# [TASK DIRECTIONS]
Gather the lines that hold the string "Output".

= = = =

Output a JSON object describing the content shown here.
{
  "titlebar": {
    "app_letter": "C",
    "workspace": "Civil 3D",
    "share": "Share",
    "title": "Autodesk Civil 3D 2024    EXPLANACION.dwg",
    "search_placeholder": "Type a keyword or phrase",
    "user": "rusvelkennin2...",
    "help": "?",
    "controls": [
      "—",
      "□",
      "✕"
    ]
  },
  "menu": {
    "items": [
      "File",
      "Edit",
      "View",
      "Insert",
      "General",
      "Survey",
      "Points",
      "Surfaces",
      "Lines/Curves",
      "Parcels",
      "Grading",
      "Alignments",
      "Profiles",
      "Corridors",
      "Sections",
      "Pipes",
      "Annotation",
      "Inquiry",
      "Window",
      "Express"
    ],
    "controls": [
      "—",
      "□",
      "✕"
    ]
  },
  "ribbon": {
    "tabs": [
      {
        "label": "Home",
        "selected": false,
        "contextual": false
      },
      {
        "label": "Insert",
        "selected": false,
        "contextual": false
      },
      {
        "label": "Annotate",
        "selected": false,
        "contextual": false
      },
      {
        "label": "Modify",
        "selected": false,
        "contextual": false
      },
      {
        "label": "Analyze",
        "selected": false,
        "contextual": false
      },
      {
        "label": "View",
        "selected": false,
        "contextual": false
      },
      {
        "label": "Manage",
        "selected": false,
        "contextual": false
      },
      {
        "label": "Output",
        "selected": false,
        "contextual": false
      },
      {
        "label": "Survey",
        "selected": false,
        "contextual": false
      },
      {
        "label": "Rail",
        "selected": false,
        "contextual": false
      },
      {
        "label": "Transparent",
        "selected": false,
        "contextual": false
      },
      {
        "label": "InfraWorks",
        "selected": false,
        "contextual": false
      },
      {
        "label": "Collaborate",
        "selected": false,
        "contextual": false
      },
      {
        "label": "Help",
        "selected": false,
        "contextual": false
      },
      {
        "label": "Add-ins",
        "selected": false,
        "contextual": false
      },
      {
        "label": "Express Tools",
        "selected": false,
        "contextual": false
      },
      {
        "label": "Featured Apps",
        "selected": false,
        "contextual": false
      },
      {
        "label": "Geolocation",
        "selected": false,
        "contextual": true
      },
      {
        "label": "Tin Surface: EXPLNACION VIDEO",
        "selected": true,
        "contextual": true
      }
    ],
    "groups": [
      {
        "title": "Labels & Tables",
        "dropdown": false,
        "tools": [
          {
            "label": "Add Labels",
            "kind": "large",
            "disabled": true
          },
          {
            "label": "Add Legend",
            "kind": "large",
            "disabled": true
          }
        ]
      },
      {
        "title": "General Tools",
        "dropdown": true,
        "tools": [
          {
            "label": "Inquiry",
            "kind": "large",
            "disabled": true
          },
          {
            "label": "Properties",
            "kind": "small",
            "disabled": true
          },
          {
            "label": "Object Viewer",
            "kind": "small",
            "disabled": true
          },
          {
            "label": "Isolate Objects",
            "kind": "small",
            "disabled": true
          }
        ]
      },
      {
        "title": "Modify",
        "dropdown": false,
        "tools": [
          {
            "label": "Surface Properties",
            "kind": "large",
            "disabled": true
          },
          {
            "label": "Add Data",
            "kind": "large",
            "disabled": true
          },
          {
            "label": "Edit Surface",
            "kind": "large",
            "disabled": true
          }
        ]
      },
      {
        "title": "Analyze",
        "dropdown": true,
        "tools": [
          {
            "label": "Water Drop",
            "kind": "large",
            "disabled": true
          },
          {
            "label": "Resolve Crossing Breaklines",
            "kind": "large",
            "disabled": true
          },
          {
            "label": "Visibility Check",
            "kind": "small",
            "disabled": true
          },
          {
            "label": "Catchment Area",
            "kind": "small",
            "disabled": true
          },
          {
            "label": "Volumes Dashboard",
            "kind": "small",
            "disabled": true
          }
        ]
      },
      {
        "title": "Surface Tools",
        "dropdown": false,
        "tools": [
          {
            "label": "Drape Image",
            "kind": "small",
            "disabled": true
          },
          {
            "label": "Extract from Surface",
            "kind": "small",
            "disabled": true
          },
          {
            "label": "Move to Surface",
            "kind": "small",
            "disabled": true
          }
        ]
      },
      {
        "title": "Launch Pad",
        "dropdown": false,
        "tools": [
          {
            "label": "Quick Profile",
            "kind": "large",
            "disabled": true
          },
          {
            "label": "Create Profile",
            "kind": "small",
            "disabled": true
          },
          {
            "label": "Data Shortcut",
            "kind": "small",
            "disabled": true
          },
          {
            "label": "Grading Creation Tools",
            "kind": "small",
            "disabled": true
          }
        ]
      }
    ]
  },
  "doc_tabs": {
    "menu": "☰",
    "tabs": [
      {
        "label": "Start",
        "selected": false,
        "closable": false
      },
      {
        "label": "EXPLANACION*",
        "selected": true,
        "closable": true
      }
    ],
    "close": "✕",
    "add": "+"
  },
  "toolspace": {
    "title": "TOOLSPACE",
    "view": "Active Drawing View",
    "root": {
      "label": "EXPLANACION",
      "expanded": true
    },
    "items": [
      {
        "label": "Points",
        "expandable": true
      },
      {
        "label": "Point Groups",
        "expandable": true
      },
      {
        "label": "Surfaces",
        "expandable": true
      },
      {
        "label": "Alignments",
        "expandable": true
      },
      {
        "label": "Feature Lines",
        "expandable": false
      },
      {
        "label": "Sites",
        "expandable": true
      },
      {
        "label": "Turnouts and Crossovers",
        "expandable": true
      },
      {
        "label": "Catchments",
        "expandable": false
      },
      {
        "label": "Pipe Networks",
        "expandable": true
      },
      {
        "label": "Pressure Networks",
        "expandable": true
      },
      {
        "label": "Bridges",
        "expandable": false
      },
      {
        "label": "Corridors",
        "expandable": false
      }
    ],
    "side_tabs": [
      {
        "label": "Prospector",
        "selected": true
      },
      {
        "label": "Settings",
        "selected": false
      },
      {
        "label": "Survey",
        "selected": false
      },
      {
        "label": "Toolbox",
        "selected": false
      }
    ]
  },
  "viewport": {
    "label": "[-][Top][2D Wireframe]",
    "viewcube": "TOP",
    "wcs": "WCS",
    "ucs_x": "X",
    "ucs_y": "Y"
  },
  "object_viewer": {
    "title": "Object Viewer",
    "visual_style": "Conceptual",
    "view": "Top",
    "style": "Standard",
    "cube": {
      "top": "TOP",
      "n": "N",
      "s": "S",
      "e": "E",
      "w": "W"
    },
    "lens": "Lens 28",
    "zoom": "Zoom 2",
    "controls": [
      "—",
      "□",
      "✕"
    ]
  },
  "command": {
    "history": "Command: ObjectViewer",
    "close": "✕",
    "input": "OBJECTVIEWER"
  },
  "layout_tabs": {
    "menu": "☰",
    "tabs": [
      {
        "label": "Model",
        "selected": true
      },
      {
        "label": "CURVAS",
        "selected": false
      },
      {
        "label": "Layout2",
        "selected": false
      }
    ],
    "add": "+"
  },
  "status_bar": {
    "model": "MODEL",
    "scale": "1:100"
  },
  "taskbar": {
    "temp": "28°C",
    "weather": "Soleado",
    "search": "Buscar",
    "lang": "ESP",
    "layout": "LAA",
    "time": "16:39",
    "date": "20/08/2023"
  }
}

= = = =

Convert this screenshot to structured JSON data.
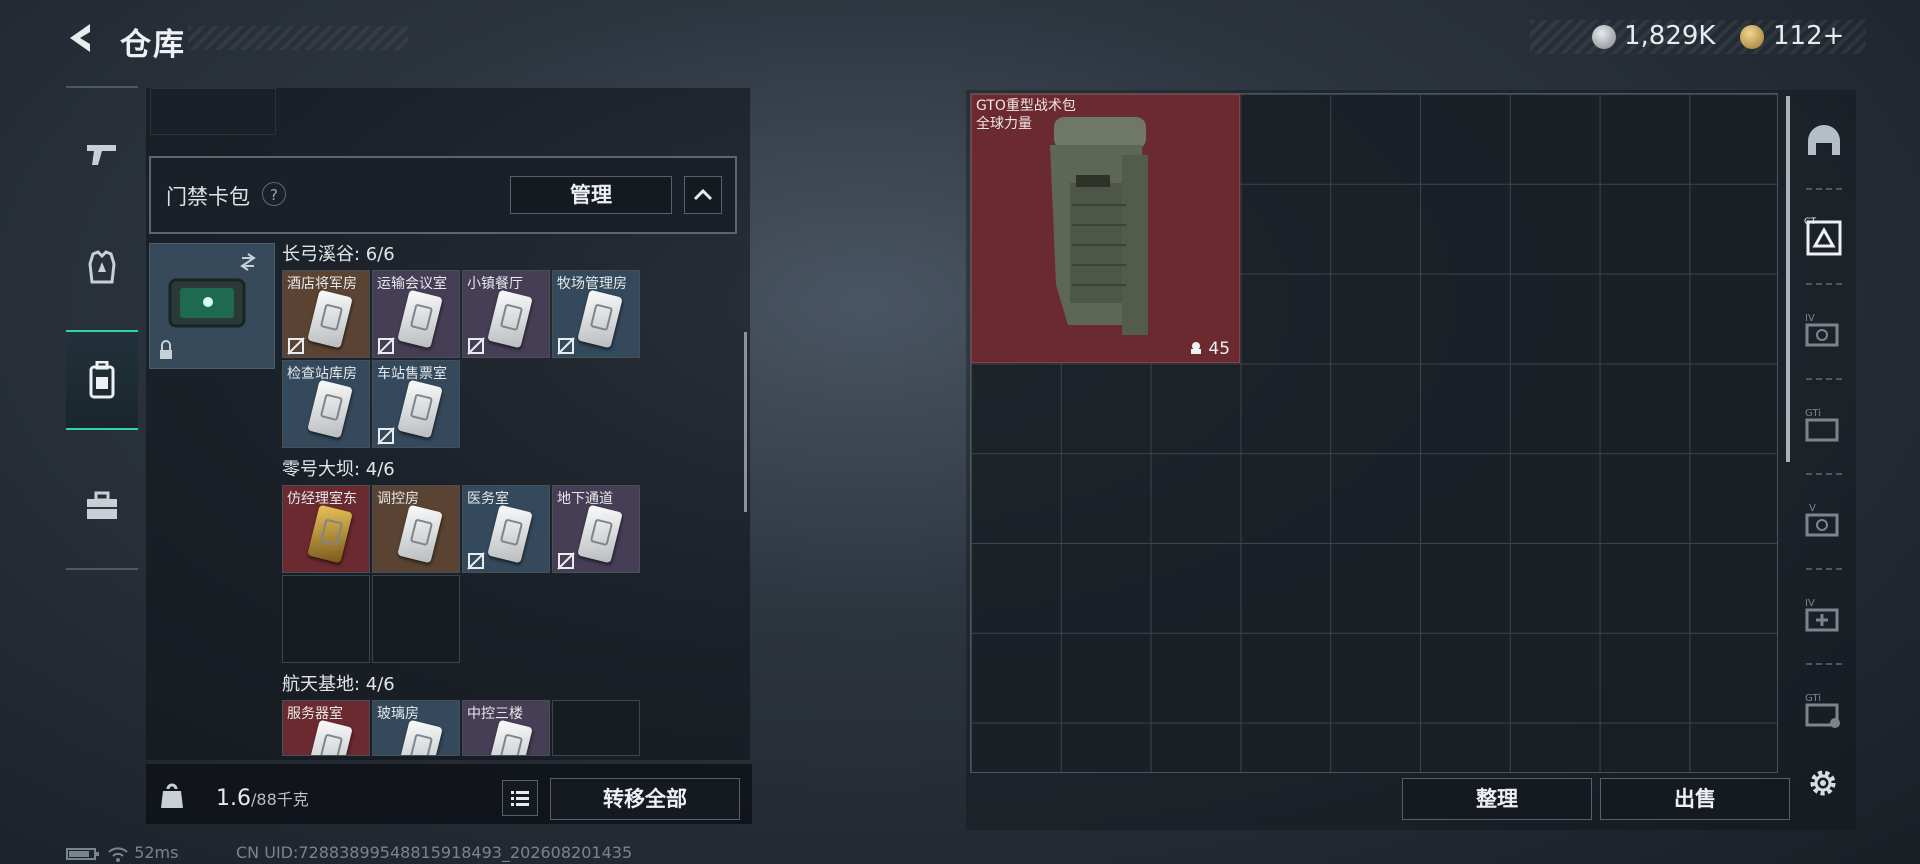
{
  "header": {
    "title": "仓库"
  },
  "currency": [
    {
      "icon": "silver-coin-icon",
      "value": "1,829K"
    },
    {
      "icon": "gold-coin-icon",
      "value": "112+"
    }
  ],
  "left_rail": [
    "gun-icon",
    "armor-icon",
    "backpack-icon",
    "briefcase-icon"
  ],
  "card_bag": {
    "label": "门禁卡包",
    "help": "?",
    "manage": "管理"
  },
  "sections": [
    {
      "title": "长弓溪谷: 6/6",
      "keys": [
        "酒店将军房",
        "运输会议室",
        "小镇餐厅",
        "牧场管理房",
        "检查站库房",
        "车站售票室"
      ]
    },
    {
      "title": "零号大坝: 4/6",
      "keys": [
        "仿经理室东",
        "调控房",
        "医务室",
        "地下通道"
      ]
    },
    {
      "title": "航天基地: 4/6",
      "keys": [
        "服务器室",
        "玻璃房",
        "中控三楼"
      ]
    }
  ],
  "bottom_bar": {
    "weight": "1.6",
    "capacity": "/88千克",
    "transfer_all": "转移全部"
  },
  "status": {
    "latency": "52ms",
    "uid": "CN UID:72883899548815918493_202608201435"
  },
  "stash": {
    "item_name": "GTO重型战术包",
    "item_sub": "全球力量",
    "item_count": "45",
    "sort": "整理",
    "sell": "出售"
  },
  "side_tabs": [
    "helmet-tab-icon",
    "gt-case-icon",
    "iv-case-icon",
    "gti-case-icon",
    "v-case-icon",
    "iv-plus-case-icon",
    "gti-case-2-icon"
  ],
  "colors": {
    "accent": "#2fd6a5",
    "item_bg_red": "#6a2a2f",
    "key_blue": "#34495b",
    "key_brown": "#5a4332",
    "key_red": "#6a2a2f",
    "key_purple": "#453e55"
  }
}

= = = =

# [COMPLETE ANSWER]
Output a JSON object describing the content shown here.
        "label": "Output",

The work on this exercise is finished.